Given request
Where a line holds the word "Tasks", copy that line.

(Records contained in a dataset)
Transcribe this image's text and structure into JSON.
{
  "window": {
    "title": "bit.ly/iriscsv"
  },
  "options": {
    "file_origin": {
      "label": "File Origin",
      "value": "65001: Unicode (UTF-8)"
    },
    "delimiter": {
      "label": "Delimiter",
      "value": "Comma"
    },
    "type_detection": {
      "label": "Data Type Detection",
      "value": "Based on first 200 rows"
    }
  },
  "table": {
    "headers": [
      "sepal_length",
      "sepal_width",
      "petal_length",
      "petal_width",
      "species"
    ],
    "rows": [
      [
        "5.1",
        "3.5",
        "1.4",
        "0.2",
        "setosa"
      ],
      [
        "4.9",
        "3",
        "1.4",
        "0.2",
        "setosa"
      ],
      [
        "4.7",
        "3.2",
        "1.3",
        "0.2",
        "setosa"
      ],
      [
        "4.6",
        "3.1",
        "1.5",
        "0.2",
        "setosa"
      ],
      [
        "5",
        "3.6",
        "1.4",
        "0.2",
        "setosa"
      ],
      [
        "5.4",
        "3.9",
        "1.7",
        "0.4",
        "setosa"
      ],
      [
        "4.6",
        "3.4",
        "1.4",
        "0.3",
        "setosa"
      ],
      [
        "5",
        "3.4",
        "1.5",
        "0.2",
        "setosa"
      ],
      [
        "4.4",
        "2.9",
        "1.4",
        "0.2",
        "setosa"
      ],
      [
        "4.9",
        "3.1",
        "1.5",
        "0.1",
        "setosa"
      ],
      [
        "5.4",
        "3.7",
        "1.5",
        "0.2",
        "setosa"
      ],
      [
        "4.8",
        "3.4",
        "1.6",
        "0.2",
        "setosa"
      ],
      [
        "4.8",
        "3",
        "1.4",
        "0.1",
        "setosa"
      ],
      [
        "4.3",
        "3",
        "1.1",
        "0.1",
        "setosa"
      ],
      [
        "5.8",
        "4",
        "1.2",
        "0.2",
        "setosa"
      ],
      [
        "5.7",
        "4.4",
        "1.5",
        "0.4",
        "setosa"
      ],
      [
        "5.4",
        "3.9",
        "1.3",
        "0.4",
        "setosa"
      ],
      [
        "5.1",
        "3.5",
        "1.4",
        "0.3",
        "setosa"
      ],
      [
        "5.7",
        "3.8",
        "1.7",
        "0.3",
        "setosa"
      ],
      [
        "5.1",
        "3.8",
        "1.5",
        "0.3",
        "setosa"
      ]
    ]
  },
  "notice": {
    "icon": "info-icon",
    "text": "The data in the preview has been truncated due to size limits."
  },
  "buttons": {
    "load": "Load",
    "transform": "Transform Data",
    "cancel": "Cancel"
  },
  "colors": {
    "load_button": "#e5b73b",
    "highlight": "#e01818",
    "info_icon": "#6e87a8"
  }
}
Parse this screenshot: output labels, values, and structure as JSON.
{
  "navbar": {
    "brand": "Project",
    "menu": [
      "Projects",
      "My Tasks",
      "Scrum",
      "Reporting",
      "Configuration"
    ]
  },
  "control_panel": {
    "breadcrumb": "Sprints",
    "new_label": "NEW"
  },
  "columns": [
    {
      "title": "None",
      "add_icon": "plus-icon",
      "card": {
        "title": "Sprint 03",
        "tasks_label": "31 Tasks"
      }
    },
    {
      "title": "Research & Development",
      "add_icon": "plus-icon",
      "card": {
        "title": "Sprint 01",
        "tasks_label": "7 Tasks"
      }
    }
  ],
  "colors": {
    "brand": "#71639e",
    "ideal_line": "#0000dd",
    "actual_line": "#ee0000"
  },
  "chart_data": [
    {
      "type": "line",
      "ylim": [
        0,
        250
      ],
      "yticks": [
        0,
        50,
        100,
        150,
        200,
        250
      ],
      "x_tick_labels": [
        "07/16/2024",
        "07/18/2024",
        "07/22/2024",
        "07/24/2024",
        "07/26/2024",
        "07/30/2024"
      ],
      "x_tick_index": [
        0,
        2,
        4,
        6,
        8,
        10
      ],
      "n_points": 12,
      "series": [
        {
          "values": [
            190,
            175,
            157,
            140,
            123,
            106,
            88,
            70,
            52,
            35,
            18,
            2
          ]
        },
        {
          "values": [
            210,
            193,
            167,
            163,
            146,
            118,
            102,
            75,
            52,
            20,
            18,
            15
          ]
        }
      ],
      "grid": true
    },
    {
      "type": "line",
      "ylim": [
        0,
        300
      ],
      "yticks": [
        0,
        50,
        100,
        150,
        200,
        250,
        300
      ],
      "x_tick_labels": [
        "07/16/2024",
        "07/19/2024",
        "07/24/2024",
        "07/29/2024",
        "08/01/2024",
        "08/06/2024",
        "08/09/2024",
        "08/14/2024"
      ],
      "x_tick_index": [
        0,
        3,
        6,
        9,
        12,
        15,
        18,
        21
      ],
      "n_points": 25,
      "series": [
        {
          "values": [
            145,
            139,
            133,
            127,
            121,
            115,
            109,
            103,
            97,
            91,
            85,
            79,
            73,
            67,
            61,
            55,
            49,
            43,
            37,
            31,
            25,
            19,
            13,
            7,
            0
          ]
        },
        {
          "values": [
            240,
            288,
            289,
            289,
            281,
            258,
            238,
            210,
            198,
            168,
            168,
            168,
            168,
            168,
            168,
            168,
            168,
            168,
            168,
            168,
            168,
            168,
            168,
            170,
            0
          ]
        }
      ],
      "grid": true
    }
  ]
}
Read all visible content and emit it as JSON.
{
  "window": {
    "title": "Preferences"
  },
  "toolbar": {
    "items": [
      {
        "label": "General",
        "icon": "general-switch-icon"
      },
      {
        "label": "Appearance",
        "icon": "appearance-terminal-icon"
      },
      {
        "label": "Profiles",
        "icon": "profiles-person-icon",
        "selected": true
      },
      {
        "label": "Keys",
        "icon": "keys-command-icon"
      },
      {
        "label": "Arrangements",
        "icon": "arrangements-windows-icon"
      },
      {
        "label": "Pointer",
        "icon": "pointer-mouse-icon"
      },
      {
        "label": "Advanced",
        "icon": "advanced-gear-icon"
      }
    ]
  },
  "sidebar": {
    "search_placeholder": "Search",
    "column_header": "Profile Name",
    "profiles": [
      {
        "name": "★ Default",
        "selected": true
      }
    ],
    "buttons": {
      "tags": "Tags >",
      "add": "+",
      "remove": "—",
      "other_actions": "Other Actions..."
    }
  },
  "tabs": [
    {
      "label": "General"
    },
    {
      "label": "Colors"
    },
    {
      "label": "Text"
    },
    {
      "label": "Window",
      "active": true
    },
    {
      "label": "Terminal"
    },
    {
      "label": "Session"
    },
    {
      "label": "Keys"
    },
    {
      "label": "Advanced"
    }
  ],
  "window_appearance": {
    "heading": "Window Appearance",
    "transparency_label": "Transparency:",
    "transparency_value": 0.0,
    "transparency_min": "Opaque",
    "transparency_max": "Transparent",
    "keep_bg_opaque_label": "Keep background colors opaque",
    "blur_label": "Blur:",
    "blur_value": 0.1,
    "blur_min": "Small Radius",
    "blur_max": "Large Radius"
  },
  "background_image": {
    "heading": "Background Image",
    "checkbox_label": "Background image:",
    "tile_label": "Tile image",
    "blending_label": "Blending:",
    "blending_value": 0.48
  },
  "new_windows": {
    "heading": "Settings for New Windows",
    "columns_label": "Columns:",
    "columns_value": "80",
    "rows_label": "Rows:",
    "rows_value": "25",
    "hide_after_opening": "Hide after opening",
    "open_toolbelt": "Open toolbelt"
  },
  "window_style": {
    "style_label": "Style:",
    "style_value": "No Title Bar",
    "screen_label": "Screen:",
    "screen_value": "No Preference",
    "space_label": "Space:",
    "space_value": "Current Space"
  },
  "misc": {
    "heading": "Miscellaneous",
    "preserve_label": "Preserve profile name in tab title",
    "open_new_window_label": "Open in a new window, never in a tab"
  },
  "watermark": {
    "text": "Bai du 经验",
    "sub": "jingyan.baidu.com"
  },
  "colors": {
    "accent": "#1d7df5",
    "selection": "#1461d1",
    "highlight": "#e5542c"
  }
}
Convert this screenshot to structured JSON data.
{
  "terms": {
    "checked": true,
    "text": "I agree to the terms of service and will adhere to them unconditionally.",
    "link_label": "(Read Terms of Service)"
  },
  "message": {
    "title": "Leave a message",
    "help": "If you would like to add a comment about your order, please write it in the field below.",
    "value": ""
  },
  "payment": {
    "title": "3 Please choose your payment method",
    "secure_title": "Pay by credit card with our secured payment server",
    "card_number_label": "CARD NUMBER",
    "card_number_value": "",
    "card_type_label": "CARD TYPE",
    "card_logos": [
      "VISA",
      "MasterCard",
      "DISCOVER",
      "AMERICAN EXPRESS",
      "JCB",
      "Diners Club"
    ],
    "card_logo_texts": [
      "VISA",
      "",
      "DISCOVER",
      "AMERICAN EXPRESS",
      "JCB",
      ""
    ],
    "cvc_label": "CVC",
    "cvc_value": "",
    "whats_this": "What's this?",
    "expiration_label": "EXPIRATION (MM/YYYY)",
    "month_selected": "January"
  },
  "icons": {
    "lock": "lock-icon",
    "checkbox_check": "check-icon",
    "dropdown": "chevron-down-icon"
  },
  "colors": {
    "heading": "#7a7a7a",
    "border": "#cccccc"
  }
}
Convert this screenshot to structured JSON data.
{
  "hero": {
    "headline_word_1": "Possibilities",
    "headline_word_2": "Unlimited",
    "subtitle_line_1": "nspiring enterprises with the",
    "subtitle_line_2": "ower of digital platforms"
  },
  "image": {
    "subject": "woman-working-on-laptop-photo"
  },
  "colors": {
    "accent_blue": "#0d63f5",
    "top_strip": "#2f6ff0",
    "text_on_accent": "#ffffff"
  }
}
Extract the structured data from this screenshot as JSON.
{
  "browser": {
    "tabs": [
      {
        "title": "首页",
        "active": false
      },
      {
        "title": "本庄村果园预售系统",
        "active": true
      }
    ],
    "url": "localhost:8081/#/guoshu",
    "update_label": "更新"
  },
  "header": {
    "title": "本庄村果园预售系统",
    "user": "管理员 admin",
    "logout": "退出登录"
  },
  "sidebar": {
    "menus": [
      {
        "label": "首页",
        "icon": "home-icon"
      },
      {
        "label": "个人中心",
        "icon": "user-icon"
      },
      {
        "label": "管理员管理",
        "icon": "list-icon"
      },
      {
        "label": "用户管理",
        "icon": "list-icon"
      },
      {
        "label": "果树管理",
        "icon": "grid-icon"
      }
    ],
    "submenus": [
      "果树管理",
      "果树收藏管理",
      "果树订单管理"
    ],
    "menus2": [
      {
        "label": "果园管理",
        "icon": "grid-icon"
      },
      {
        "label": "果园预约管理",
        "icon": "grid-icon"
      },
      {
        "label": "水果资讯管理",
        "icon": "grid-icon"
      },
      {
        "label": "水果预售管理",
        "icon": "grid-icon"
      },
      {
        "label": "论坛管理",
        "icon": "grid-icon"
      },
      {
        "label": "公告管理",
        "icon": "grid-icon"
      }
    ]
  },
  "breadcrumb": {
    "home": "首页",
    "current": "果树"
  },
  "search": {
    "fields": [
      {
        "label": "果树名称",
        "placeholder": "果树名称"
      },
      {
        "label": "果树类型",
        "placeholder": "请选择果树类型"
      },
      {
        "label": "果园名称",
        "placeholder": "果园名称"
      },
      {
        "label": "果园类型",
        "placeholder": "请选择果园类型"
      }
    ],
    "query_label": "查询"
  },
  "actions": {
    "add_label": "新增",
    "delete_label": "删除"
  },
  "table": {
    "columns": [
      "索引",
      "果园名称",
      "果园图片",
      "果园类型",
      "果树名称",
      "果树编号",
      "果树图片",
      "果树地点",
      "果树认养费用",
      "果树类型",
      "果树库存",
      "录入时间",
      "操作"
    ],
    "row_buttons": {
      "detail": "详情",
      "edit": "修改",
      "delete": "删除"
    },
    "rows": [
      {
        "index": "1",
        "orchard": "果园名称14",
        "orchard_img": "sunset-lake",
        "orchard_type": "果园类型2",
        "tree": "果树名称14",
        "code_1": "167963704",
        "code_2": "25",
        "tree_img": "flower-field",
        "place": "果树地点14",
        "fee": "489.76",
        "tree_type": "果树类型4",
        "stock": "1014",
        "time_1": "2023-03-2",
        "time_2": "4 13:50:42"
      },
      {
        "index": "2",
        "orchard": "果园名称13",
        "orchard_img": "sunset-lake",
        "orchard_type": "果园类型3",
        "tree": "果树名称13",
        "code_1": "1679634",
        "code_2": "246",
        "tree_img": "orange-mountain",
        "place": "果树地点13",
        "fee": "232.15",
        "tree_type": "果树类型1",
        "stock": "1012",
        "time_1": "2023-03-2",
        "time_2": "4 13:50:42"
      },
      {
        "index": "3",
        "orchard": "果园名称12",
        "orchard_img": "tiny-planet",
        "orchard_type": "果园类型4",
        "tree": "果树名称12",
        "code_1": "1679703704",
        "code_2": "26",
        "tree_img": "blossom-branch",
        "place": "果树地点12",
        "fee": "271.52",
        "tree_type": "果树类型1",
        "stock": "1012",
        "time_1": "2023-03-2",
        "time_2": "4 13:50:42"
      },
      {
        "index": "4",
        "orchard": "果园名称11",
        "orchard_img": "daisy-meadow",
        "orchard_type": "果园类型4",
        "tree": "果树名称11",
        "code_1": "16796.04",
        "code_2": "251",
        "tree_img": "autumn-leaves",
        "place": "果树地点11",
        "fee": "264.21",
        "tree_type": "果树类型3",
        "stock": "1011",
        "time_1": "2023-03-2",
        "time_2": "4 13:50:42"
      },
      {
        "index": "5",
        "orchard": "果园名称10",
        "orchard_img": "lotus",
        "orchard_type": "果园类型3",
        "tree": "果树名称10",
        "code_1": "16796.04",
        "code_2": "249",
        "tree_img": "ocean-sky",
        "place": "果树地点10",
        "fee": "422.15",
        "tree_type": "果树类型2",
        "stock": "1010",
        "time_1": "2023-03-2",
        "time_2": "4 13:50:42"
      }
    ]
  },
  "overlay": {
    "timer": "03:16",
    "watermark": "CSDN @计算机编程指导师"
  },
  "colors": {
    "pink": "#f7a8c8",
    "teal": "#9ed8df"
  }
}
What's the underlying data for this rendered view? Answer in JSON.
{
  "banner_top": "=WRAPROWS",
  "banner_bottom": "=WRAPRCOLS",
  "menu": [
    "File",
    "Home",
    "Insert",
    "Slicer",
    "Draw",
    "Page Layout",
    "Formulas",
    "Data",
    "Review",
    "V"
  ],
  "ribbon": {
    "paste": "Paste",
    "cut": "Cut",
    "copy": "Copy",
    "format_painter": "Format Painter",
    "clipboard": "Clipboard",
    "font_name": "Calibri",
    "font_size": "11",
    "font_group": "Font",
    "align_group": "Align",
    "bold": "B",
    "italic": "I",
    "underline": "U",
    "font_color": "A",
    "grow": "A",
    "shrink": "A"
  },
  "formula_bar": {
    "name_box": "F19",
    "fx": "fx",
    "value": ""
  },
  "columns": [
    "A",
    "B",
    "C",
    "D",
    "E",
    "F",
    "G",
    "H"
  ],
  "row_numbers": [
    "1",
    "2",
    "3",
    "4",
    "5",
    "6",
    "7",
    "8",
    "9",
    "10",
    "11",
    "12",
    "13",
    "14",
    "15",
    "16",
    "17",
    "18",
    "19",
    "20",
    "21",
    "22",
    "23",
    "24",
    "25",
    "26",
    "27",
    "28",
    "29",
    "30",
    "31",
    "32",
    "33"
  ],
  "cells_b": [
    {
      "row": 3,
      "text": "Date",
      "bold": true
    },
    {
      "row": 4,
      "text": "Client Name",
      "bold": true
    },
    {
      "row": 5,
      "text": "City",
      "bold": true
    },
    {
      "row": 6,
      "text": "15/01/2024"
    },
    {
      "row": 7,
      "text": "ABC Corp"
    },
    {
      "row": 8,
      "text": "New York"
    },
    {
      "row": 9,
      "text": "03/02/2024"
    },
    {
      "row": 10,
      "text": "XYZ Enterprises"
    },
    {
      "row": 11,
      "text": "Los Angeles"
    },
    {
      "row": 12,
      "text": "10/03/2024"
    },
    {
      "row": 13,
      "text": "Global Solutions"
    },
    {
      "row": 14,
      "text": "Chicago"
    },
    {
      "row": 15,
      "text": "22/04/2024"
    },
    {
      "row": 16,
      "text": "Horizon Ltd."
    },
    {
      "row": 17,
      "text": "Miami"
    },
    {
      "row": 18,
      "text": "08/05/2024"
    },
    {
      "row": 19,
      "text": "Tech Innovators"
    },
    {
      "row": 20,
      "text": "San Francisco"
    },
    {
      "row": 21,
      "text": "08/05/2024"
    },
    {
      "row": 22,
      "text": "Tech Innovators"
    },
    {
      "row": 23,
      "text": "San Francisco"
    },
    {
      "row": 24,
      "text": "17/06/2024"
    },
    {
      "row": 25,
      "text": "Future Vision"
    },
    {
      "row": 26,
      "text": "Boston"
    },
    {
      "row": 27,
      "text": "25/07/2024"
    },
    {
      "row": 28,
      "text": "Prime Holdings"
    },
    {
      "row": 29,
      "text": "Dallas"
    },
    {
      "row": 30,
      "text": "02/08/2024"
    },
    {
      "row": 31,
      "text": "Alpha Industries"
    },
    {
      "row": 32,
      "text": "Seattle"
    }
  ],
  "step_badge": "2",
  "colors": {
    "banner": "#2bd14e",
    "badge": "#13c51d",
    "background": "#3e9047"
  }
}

Answer to this exercise
      "My Tasks",
        "tasks_label": "31 Tasks"
        "tasks_label": "7 Tasks"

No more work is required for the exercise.